— Begin —
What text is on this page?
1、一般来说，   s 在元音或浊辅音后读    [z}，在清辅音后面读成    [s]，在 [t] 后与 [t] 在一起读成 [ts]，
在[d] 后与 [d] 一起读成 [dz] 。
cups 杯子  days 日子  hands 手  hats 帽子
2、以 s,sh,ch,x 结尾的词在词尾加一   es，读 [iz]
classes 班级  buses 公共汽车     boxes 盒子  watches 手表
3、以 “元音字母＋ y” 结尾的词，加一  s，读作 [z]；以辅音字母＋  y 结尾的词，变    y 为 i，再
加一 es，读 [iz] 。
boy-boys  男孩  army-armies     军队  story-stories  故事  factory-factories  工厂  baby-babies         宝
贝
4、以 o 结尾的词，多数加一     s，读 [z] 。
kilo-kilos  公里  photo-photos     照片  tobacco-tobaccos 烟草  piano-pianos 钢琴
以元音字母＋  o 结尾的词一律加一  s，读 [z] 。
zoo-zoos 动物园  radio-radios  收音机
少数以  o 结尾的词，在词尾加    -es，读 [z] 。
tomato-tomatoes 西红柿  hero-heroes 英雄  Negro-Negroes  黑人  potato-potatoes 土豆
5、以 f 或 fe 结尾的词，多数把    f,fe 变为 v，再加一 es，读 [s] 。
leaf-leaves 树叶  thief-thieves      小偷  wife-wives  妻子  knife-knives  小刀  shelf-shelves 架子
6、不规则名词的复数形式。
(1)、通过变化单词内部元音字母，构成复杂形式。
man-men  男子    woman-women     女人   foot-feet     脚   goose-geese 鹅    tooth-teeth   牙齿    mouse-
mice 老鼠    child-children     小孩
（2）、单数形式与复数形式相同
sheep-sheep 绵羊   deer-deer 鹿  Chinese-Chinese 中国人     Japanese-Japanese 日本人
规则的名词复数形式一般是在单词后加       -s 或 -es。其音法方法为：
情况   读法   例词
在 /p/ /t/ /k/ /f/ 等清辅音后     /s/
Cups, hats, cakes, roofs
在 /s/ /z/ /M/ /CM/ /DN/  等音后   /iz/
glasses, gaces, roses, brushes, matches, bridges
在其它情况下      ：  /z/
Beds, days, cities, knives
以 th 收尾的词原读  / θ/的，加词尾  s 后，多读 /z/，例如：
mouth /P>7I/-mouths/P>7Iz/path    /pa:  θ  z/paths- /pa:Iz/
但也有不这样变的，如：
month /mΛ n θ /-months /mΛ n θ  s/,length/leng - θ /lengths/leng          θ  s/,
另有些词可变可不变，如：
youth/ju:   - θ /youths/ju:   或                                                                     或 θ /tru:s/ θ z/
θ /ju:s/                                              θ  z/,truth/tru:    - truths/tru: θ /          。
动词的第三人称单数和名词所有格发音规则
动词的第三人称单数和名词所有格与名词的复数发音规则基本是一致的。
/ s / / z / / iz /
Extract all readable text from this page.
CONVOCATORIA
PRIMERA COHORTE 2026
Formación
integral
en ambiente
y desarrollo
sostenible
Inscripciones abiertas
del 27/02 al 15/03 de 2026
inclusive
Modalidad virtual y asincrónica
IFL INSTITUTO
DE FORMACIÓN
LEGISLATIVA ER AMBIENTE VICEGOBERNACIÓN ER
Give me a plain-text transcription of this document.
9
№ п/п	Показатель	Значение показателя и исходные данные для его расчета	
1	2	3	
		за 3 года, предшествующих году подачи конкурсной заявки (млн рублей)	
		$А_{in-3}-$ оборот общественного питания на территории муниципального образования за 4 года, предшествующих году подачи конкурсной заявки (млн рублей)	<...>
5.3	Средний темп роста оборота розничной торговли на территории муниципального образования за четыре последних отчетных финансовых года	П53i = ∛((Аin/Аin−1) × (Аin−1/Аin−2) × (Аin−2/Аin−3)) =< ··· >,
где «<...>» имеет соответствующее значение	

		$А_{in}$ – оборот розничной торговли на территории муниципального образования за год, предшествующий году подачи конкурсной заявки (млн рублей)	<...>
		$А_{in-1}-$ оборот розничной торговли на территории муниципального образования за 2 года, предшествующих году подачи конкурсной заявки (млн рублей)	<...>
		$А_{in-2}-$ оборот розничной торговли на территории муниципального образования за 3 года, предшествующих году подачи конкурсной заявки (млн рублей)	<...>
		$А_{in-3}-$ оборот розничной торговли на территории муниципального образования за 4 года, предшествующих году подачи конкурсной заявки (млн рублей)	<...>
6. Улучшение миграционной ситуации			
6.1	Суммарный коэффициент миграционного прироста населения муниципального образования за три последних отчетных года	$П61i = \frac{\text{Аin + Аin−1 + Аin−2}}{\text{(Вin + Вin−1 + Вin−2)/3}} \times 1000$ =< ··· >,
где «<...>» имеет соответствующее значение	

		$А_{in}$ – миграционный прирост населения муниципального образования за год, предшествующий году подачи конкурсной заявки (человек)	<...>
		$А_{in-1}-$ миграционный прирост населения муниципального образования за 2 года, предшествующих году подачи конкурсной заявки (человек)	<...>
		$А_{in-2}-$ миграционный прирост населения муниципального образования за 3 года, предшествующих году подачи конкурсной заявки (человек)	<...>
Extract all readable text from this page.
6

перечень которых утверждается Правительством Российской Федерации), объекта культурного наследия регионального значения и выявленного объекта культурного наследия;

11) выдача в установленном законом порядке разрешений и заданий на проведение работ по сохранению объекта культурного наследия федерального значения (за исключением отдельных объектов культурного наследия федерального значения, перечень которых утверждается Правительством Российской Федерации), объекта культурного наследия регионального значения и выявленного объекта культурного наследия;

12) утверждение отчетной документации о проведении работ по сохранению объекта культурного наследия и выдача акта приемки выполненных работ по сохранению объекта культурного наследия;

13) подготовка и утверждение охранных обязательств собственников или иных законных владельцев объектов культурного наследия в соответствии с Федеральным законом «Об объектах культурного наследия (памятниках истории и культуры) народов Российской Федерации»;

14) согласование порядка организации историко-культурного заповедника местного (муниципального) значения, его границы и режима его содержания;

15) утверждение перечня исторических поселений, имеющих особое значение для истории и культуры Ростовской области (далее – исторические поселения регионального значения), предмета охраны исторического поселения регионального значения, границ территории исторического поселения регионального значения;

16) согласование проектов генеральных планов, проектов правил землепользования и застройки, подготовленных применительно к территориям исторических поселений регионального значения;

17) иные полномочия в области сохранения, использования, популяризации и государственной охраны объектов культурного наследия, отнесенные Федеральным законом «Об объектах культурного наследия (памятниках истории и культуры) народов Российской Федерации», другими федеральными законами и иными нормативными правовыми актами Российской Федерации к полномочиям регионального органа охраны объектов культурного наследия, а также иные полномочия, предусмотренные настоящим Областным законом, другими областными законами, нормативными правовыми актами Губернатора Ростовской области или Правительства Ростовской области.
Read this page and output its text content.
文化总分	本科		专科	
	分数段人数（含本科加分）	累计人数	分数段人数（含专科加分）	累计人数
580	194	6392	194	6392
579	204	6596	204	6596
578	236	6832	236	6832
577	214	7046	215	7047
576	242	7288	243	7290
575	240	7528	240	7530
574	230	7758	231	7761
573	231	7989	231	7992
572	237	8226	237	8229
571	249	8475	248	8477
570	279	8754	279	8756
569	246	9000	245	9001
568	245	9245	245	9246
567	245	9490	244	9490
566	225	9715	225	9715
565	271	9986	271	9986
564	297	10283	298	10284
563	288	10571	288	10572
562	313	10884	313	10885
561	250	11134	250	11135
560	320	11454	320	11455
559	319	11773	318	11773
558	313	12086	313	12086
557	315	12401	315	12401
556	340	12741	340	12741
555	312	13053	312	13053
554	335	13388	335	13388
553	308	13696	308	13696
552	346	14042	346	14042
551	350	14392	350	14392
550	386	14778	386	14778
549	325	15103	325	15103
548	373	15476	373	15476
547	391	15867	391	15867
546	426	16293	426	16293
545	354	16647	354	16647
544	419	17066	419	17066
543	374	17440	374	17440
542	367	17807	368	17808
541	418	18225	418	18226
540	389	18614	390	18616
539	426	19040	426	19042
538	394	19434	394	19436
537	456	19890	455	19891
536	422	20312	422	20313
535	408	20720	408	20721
— End —
PROBLEM:
Look through the entries and find each line that has the string "knives". Copy those lines.

THE OUTPUT:
leaf-leaves 树叶  thief-thieves      小偷  wife-wives  妻子  knife-knives  小刀  shelf-shelves 架子
Beds, days, cities, knives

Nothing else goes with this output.